§ Work to complete:
Set each record down exactly, excluding all images.

....................

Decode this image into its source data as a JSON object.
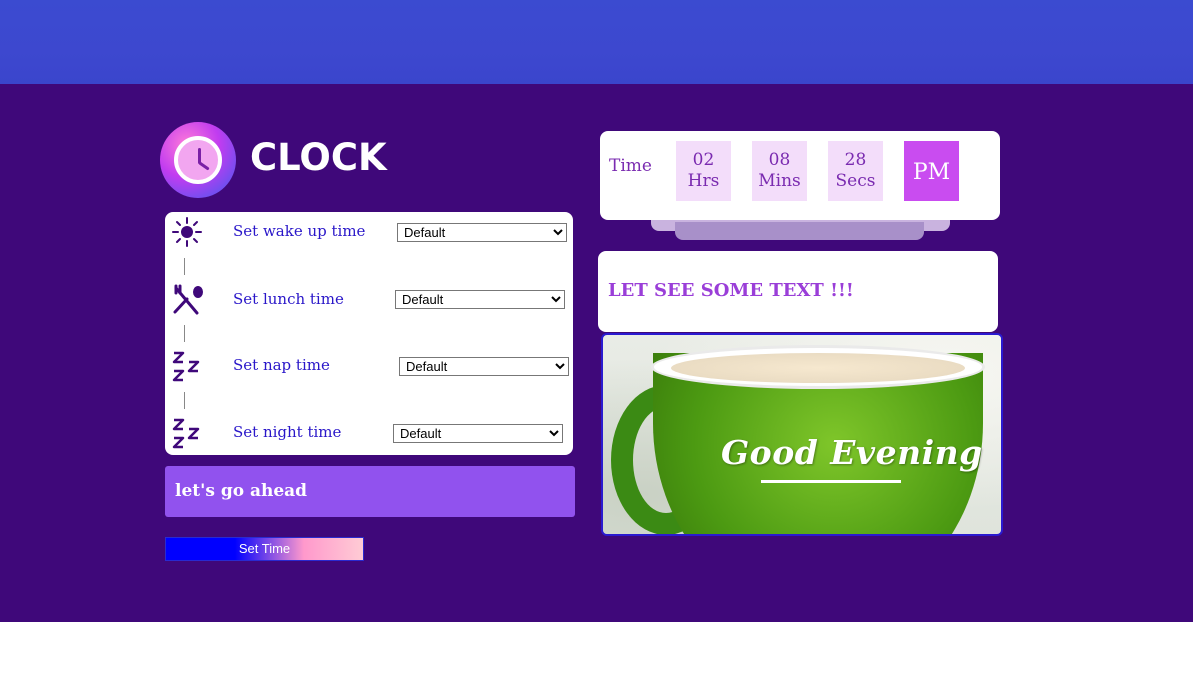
{
  "brand": {
    "logo_text": "CLOCK",
    "logo_icon": "clock-icon"
  },
  "schedule": {
    "items": [
      {
        "icon": "sun-icon",
        "label": "Set wake up time",
        "selected": "Default"
      },
      {
        "icon": "fork-spoon-icon",
        "label": "Set lunch time",
        "selected": "Default"
      },
      {
        "icon": "zzz-icon",
        "label": "Set nap time",
        "selected": "Default"
      },
      {
        "icon": "zzz-icon",
        "label": "Set night time",
        "selected": "Default"
      }
    ]
  },
  "banner": {
    "text": "let's go ahead"
  },
  "actions": {
    "set_time_label": "Set Time"
  },
  "clock": {
    "label": "Time",
    "hours": "02",
    "hours_unit": "Hrs",
    "minutes": "08",
    "minutes_unit": "Mins",
    "seconds": "28",
    "seconds_unit": "Secs",
    "ampm": "PM"
  },
  "message": {
    "text": "LET SEE SOME TEXT !!!"
  },
  "image": {
    "caption": "Good Evening"
  },
  "colors": {
    "top_band": "#3b4bd0",
    "background": "#3f087a",
    "accent_purple": "#9152ee",
    "ampm_bg": "#c94cf0",
    "label_blue": "#2a17c9"
  }
}
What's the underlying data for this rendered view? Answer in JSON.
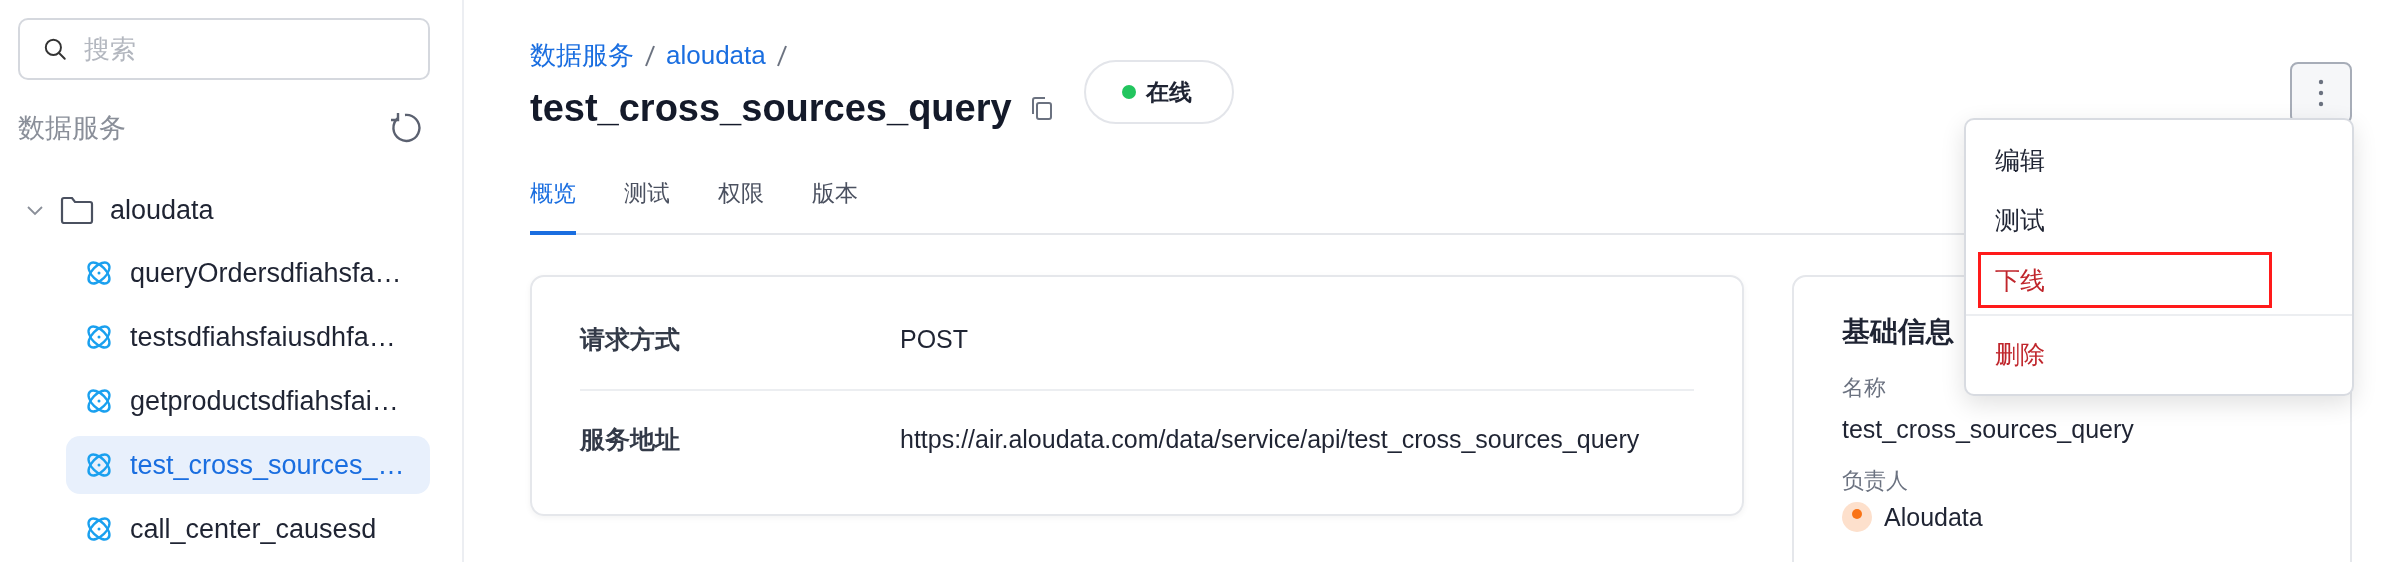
{
  "sidebar": {
    "search": {
      "placeholder": "搜索"
    },
    "section_title": "数据服务",
    "tree": [
      {
        "label": "aloudata",
        "expanded": true,
        "children": [
          {
            "label": "queryOrdersdfiahsfa…",
            "selected": false
          },
          {
            "label": "testsdfiahsfaiusdhfa…",
            "selected": false
          },
          {
            "label": "getproductsdfiahsfai…",
            "selected": false
          },
          {
            "label": "test_cross_sources_…",
            "selected": true
          },
          {
            "label": "call_center_causesd",
            "selected": false
          }
        ]
      }
    ]
  },
  "breadcrumb": [
    "数据服务",
    "aloudata"
  ],
  "title": "test_cross_sources_query",
  "status": {
    "label": "在线",
    "color": "#22c55e"
  },
  "tabs": [
    {
      "label": "概览",
      "selected": true
    },
    {
      "label": "测试",
      "selected": false
    },
    {
      "label": "权限",
      "selected": false
    },
    {
      "label": "版本",
      "selected": false
    }
  ],
  "details": [
    {
      "label": "请求方式",
      "value": "POST"
    },
    {
      "label": "服务地址",
      "value": "https://air.aloudata.com/data/service/api/test_cross_sources_query"
    }
  ],
  "basic_info": {
    "title": "基础信息",
    "fields": [
      {
        "label": "名称",
        "value": "test_cross_sources_query"
      }
    ],
    "owner": {
      "label": "负责人",
      "name": "Aloudata"
    }
  },
  "menu": [
    {
      "label": "编辑",
      "kind": "normal",
      "highlighted": false,
      "divider_before": false
    },
    {
      "label": "测试",
      "kind": "normal",
      "highlighted": false,
      "divider_before": false
    },
    {
      "label": "下线",
      "kind": "danger",
      "highlighted": true,
      "divider_before": false
    },
    {
      "label": "删除",
      "kind": "danger",
      "highlighted": false,
      "divider_before": true
    }
  ]
}
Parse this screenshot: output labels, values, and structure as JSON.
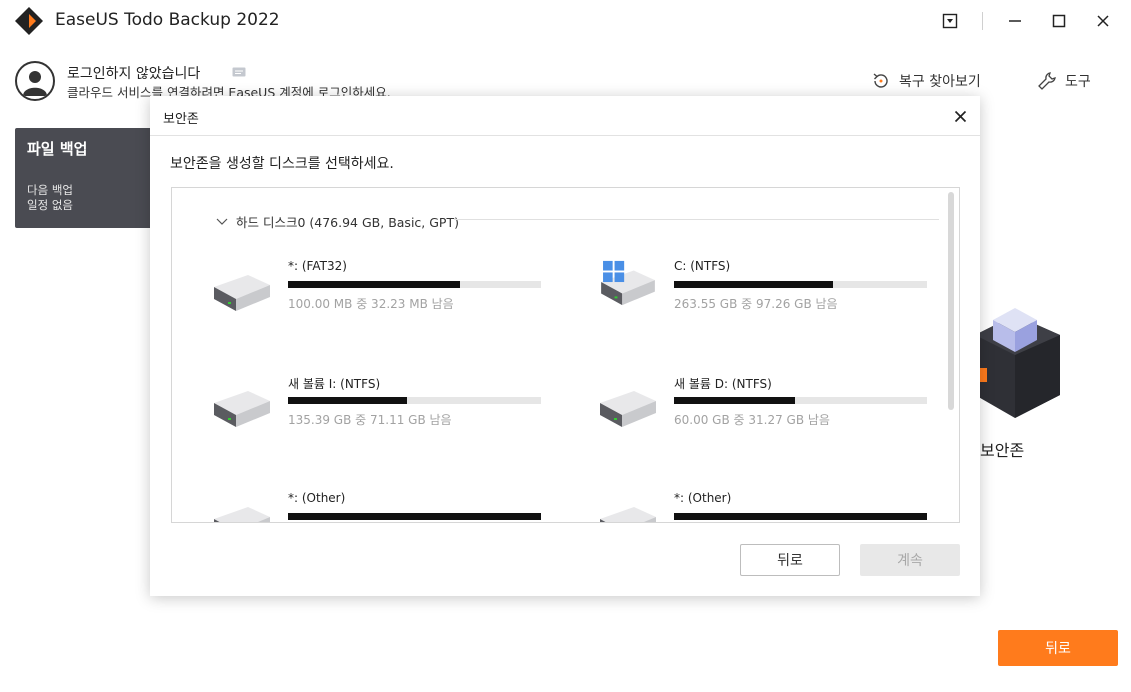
{
  "app": {
    "title": "EaseUS Todo Backup 2022"
  },
  "account": {
    "title": "로그인하지 않았습니다",
    "subtitle": "클라우드 서비스를 연결하려면 EaseUS 계정에 로그인하세요."
  },
  "top_links": {
    "restore": "복구 찾아보기",
    "tools": "도구"
  },
  "backup_card": {
    "title": "파일 백업",
    "line1": "다음 백업",
    "line2": "일정 없음"
  },
  "background": {
    "zone_label": "보안존",
    "back_button": "뒤로"
  },
  "dialog": {
    "title": "보안존",
    "prompt": "보안존을 생성할 디스크를 선택하세요.",
    "disk": {
      "label": "하드 디스크0 (476.94 GB, Basic, GPT)"
    },
    "partitions": [
      {
        "name": "*: (FAT32)",
        "usage": "100.00 MB 중 32.23 MB  남음",
        "used_fraction": 0.68,
        "icon": "drive-icon"
      },
      {
        "name": "C: (NTFS)",
        "usage": "263.55 GB 중 97.26 GB  남음",
        "used_fraction": 0.63,
        "icon": "windows-drive-icon"
      },
      {
        "name": "새 볼륨 I: (NTFS)",
        "usage": "135.39 GB 중 71.11 GB  남음",
        "used_fraction": 0.47,
        "icon": "drive-icon"
      },
      {
        "name": "새 볼륨 D: (NTFS)",
        "usage": "60.00 GB 중 31.27 GB  남음",
        "used_fraction": 0.48,
        "icon": "drive-icon"
      },
      {
        "name": "*: (Other)",
        "usage": "",
        "used_fraction": 1.0,
        "icon": "drive-icon"
      },
      {
        "name": "*: (Other)",
        "usage": "",
        "used_fraction": 1.0,
        "icon": "drive-icon"
      }
    ],
    "buttons": {
      "back": "뒤로",
      "next": "계속"
    }
  },
  "colors": {
    "accent": "#ff7b1c",
    "card": "#4a4b52"
  }
}
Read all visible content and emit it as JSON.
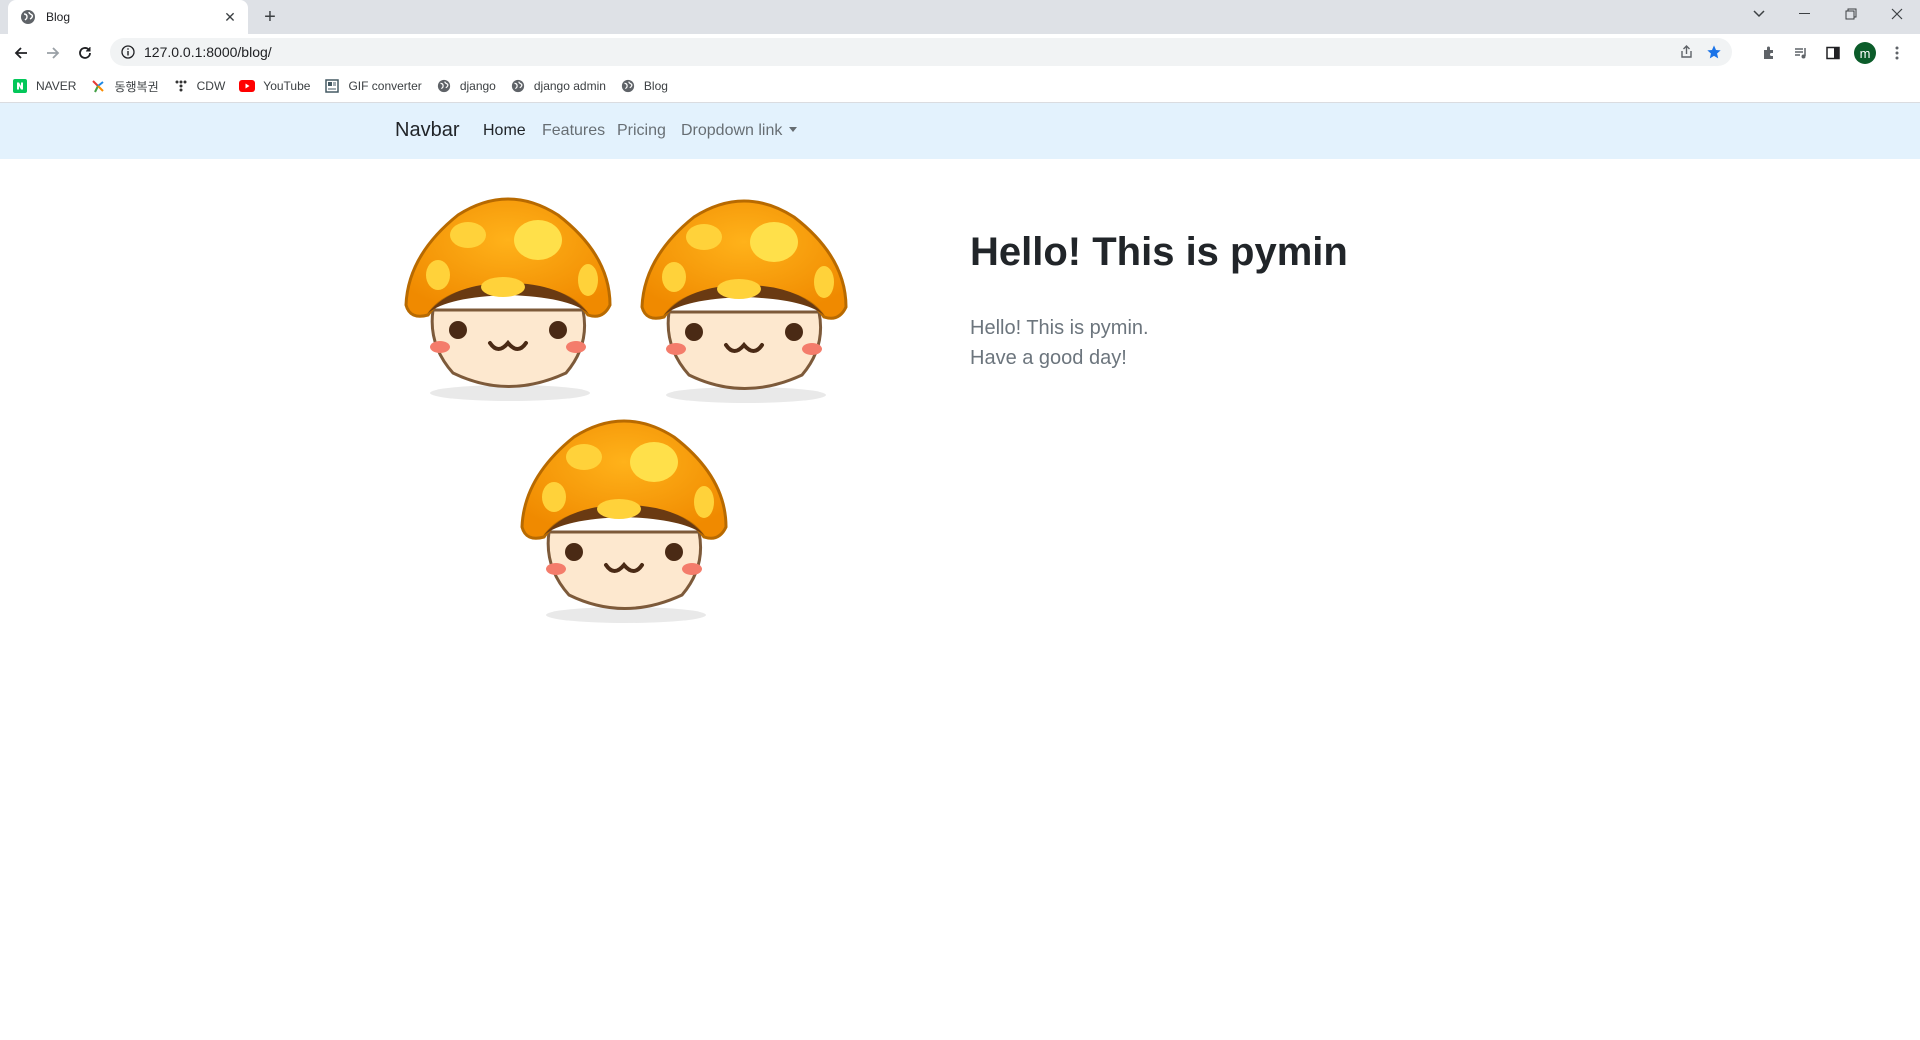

....................

§ The answer:
Decode this image into its source data as a JSON object.
{
  "brand": {
    "logo_text": "CLOCK",
    "logo_icon": "clock-icon"
  },
  "schedule": {
    "items": [
      {
        "icon": "sun-icon",
        "label": "Set wake up time",
        "selected": "Default"
      },
      {
        "icon": "fork-spoon-icon",
        "label": "Set lunch time",
        "selected": "Default"
      },
      {
        "icon": "zzz-icon",
        "label": "Set nap time",
        "selected": "Default"
      },
      {
        "icon": "zzz-icon",
        "label": "Set night time",
        "selected": "Default"
      }
    ]
  },
  "banner": {
    "text": "let's go ahead"
  },
  "actions": {
    "set_time_label": "Set Time"
  },
  "clock": {
    "label": "Time",
    "hours": "02",
    "hours_unit": "Hrs",
    "minutes": "08",
    "minutes_unit": "Mins",
    "seconds": "28",
    "seconds_unit": "Secs",
    "ampm": "PM"
  },
  "message": {
    "text": "LET SEE SOME TEXT !!!"
  },
  "image": {
    "caption": "Good Evening"
  },
  "colors": {
    "top_band": "#3b4bd0",
    "background": "#3f087a",
    "accent_purple": "#9152ee",
    "ampm_bg": "#c94cf0",
    "label_blue": "#2a17c9"
  }
}
What's the underlying data for this rendered view? Answer in JSON.
{
  "sidebar": {
    "search": {
      "placeholder": "搜索"
    },
    "section_title": "数据服务",
    "tree": [
      {
        "label": "aloudata",
        "expanded": true,
        "children": [
          {
            "label": "queryOrdersdfiahsfa…",
            "selected": false
          },
          {
            "label": "testsdfiahsfaiusdhfa…",
            "selected": false
          },
          {
            "label": "getproductsdfiahsfai…",
            "selected": false
          },
          {
            "label": "test_cross_sources_…",
            "selected": true
          },
          {
            "label": "call_center_causesd",
            "selected": false
          }
        ]
      }
    ]
  },
  "breadcrumb": [
    "数据服务",
    "aloudata"
  ],
  "title": "test_cross_sources_query",
  "status": {
    "label": "在线",
    "color": "#22c55e"
  },
  "tabs": [
    {
      "label": "概览",
      "selected": true
    },
    {
      "label": "测试",
      "selected": false
    },
    {
      "label": "权限",
      "selected": false
    },
    {
      "label": "版本",
      "selected": false
    }
  ],
  "details": [
    {
      "label": "请求方式",
      "value": "POST"
    },
    {
      "label": "服务地址",
      "value": "https://air.aloudata.com/data/service/api/test_cross_sources_query"
    }
  ],
  "basic_info": {
    "title": "基础信息",
    "fields": [
      {
        "label": "名称",
        "value": "test_cross_sources_query"
      }
    ],
    "owner": {
      "label": "负责人",
      "name": "Aloudata"
    }
  },
  "menu": [
    {
      "label": "编辑",
      "kind": "normal",
      "highlighted": false,
      "divider_before": false
    },
    {
      "label": "测试",
      "kind": "normal",
      "highlighted": false,
      "divider_before": false
    },
    {
      "label": "下线",
      "kind": "danger",
      "highlighted": true,
      "divider_before": false
    },
    {
      "label": "删除",
      "kind": "danger",
      "highlighted": false,
      "divider_before": true
    }
  ]
}
Parse this screenshot: output labels, values, and structure as JSON.
{
  "app": {
    "title": "EaseUS Todo Backup 2022"
  },
  "account": {
    "title": "로그인하지 않았습니다",
    "subtitle": "클라우드 서비스를 연결하려면 EaseUS 계정에 로그인하세요."
  },
  "top_links": {
    "restore": "복구 찾아보기",
    "tools": "도구"
  },
  "backup_card": {
    "title": "파일 백업",
    "line1": "다음 백업",
    "line2": "일정 없음"
  },
  "background": {
    "zone_label": "보안존",
    "back_button": "뒤로"
  },
  "dialog": {
    "title": "보안존",
    "prompt": "보안존을 생성할 디스크를 선택하세요.",
    "disk": {
      "label": "하드 디스크0 (476.94 GB, Basic, GPT)"
    },
    "partitions": [
      {
        "name": "*: (FAT32)",
        "usage": "100.00 MB 중 32.23 MB  남음",
        "used_fraction": 0.68,
        "icon": "drive-icon"
      },
      {
        "name": "C: (NTFS)",
        "usage": "263.55 GB 중 97.26 GB  남음",
        "used_fraction": 0.63,
        "icon": "windows-drive-icon"
      },
      {
        "name": "새 볼륨 I: (NTFS)",
        "usage": "135.39 GB 중 71.11 GB  남음",
        "used_fraction": 0.47,
        "icon": "drive-icon"
      },
      {
        "name": "새 볼륨 D: (NTFS)",
        "usage": "60.00 GB 중 31.27 GB  남음",
        "used_fraction": 0.48,
        "icon": "drive-icon"
      },
      {
        "name": "*: (Other)",
        "usage": "",
        "used_fraction": 1.0,
        "icon": "drive-icon"
      },
      {
        "name": "*: (Other)",
        "usage": "",
        "used_fraction": 1.0,
        "icon": "drive-icon"
      }
    ],
    "buttons": {
      "back": "뒤로",
      "next": "계속"
    }
  },
  "colors": {
    "accent": "#ff7b1c",
    "card": "#4a4b52"
  }
}
Read all visible content and emit it as JSON.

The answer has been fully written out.